• _Work required_
In the listing below, count the lines containing the string "cutting" and state only the number.

• _Source material_
Begin

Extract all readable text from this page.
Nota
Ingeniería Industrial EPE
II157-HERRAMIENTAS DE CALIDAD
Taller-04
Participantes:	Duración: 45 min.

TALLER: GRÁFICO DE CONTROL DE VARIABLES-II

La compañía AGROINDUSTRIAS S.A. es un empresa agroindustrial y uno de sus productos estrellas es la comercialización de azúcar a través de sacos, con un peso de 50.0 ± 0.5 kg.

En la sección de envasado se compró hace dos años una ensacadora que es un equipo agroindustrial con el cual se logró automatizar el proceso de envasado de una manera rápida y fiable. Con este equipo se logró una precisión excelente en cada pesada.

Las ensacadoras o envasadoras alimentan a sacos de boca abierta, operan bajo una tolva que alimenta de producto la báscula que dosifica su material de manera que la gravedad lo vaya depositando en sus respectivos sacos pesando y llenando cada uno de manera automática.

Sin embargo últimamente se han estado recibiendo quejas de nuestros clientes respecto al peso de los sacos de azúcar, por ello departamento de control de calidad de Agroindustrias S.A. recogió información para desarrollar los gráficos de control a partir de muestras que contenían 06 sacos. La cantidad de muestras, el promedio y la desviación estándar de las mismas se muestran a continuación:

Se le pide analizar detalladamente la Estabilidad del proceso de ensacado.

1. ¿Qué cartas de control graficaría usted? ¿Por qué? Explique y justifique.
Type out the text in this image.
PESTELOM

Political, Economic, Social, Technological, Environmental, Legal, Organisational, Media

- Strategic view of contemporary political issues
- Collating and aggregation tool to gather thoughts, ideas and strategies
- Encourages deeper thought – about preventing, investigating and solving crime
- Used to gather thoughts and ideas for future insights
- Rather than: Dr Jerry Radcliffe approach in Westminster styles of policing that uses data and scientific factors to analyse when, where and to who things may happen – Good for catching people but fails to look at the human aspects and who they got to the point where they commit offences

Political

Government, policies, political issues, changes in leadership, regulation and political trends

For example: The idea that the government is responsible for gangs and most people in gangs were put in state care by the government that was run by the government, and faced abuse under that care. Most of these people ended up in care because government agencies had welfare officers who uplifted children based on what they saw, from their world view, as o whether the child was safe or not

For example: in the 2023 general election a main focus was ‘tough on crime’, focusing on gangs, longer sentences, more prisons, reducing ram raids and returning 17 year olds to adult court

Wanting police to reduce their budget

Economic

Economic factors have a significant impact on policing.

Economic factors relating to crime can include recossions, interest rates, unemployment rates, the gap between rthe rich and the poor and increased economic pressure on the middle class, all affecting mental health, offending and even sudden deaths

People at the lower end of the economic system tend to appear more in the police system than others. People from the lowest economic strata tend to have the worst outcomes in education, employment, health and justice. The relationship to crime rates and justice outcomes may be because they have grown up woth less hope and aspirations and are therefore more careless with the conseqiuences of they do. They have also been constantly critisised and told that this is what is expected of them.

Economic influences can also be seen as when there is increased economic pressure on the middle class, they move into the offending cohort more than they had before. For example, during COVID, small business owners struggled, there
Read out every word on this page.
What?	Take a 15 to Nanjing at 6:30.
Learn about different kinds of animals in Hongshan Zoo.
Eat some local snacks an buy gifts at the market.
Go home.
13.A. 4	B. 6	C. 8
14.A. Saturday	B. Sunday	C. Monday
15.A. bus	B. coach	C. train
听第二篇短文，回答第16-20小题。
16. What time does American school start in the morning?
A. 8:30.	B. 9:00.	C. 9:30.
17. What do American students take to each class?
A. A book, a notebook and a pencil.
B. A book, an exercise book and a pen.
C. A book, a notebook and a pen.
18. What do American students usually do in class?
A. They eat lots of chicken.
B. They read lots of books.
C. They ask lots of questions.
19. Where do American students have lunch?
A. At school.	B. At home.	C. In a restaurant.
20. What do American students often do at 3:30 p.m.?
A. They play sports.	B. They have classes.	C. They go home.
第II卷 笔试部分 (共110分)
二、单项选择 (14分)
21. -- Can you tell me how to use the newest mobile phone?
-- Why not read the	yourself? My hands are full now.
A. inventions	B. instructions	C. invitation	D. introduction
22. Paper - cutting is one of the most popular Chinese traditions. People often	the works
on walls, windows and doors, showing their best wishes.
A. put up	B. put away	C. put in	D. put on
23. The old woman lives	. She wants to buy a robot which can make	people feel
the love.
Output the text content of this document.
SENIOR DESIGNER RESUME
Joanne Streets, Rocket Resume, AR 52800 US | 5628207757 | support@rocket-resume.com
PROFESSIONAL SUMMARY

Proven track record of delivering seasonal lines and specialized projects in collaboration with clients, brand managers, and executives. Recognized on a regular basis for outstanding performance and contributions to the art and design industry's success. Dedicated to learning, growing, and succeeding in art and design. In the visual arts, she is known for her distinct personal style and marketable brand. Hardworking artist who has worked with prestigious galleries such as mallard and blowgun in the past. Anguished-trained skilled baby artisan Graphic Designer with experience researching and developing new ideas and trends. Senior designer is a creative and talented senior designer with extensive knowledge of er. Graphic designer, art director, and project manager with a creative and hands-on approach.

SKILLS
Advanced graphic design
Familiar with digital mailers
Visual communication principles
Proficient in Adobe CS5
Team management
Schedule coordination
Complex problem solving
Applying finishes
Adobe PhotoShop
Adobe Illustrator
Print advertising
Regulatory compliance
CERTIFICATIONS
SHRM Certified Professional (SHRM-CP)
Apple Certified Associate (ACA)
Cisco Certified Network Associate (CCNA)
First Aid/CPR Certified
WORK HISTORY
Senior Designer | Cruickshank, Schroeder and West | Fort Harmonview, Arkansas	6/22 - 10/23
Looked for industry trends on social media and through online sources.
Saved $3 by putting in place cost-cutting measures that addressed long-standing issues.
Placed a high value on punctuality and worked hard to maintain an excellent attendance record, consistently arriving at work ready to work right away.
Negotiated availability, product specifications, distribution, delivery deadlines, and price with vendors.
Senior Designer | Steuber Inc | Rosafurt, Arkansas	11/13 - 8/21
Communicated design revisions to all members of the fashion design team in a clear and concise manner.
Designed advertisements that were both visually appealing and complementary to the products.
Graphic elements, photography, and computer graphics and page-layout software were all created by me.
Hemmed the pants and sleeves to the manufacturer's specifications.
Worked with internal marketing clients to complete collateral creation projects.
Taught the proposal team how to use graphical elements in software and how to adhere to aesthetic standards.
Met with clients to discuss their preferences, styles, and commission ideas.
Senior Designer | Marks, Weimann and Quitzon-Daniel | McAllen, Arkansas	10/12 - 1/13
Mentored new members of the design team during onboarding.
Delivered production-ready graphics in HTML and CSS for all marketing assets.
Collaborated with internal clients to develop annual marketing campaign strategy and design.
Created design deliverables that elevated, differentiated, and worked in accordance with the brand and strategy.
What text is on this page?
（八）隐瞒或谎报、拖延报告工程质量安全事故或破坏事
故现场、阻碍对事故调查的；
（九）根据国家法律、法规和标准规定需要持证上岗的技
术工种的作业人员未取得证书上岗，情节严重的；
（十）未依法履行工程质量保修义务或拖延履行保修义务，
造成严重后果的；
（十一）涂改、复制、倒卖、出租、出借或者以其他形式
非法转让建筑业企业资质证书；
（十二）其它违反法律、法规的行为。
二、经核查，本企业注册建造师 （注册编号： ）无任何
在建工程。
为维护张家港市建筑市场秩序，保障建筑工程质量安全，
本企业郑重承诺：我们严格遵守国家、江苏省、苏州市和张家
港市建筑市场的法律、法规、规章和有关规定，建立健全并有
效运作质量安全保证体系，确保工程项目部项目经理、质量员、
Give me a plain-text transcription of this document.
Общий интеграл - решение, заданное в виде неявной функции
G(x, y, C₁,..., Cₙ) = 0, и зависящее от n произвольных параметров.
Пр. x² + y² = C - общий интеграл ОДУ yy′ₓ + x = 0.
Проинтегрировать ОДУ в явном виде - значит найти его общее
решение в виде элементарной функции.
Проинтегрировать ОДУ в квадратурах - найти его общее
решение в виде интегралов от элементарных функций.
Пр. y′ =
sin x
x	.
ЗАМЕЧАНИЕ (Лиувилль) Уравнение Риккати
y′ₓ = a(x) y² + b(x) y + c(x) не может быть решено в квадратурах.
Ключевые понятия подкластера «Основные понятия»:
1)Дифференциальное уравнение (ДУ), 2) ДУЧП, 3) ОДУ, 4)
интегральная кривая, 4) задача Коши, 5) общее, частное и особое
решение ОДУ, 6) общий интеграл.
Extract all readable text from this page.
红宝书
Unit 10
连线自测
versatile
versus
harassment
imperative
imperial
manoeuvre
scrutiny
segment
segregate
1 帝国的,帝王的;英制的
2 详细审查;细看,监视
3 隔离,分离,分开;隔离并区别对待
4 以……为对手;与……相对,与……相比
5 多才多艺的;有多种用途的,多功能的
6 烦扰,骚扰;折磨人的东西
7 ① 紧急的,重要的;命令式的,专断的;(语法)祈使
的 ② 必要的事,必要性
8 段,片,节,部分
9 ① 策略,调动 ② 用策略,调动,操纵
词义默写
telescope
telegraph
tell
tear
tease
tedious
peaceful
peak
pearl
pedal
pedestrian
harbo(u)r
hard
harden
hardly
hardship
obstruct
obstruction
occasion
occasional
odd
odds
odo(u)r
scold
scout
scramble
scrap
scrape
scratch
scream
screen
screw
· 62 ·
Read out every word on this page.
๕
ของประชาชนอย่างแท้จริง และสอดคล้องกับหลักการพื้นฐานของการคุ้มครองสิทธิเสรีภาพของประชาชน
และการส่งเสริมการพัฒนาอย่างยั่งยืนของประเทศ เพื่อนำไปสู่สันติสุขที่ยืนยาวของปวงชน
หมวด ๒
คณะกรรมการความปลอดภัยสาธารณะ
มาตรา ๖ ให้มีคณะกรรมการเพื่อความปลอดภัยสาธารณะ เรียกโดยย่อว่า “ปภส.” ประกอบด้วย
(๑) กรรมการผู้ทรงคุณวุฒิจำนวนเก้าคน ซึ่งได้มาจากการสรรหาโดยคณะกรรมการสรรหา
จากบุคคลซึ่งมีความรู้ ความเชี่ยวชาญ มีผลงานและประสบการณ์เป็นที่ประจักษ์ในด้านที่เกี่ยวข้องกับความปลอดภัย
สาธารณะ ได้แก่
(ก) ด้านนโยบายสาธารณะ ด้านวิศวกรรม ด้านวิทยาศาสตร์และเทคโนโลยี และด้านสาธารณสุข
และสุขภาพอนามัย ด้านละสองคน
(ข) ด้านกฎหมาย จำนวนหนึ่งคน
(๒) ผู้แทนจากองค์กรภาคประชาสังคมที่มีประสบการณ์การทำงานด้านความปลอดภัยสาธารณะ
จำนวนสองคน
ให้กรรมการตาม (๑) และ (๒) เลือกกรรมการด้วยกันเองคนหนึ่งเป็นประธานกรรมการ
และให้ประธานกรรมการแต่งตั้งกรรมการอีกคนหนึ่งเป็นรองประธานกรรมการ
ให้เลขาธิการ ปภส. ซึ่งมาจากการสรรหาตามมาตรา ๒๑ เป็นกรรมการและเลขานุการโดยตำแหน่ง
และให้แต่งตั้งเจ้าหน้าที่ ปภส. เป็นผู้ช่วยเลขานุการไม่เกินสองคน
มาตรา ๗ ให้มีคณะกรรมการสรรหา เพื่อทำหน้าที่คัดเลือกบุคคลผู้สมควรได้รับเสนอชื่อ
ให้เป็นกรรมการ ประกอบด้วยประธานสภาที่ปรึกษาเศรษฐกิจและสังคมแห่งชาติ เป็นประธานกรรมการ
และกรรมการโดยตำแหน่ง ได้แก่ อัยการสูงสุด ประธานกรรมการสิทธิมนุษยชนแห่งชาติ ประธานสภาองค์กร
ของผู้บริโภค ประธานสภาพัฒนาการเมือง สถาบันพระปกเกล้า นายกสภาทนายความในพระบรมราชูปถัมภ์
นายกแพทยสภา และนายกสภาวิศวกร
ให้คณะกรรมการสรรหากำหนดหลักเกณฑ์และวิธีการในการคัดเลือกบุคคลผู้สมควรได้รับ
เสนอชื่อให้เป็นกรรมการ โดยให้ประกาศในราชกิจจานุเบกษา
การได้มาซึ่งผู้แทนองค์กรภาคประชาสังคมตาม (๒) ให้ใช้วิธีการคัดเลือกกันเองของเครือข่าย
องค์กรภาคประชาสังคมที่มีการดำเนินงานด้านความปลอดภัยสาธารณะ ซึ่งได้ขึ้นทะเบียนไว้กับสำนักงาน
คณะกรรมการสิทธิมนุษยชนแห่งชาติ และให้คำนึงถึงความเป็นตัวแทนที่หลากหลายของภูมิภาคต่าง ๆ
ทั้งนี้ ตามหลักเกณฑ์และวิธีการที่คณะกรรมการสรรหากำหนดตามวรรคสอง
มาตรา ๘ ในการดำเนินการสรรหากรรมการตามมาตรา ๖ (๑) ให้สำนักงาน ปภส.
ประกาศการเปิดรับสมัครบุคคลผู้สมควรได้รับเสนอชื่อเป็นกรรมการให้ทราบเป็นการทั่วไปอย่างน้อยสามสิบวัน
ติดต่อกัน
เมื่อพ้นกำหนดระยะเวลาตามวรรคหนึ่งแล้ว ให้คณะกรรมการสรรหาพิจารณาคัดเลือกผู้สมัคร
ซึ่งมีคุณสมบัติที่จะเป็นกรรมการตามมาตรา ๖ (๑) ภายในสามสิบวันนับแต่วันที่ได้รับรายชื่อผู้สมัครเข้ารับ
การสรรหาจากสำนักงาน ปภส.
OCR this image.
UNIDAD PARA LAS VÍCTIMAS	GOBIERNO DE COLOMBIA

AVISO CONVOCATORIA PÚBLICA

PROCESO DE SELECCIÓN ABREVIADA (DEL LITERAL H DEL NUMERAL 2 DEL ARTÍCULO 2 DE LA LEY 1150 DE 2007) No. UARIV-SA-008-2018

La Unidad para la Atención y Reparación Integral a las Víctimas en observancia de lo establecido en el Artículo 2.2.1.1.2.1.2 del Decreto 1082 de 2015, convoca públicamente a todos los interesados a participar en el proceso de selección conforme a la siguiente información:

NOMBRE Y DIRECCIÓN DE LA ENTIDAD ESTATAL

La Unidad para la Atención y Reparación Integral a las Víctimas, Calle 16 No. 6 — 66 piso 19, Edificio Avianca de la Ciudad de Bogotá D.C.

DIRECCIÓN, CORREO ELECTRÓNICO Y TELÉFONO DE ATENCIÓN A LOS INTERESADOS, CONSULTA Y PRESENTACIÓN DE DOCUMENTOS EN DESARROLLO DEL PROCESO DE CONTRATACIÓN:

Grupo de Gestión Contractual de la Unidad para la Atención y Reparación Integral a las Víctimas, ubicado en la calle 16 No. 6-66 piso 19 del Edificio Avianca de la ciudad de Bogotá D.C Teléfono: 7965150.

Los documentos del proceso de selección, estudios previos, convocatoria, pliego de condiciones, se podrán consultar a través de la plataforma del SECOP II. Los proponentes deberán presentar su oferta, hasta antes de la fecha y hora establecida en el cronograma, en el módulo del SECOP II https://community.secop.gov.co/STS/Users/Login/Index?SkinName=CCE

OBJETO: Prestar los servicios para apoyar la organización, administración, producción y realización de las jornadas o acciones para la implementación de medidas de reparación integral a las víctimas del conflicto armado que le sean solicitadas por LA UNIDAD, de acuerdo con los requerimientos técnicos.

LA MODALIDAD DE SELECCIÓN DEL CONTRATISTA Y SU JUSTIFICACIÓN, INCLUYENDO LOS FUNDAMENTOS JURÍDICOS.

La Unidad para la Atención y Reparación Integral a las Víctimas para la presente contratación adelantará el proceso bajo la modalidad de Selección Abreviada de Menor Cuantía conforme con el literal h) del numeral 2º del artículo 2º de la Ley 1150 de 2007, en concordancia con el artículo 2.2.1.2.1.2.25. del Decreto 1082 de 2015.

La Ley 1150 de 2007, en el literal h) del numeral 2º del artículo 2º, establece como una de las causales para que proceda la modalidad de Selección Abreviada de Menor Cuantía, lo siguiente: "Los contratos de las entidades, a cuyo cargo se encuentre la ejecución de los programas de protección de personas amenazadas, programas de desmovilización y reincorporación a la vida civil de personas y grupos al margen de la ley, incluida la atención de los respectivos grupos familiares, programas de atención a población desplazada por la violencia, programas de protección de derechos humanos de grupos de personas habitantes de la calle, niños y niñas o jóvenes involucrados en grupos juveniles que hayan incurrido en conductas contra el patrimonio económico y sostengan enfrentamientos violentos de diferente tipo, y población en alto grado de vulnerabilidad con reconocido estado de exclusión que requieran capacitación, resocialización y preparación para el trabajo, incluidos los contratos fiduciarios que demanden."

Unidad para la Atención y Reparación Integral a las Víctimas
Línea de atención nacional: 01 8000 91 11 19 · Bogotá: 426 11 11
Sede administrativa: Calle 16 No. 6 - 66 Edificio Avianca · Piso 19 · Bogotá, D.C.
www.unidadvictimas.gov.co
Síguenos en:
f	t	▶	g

End

• _Complete answer_
2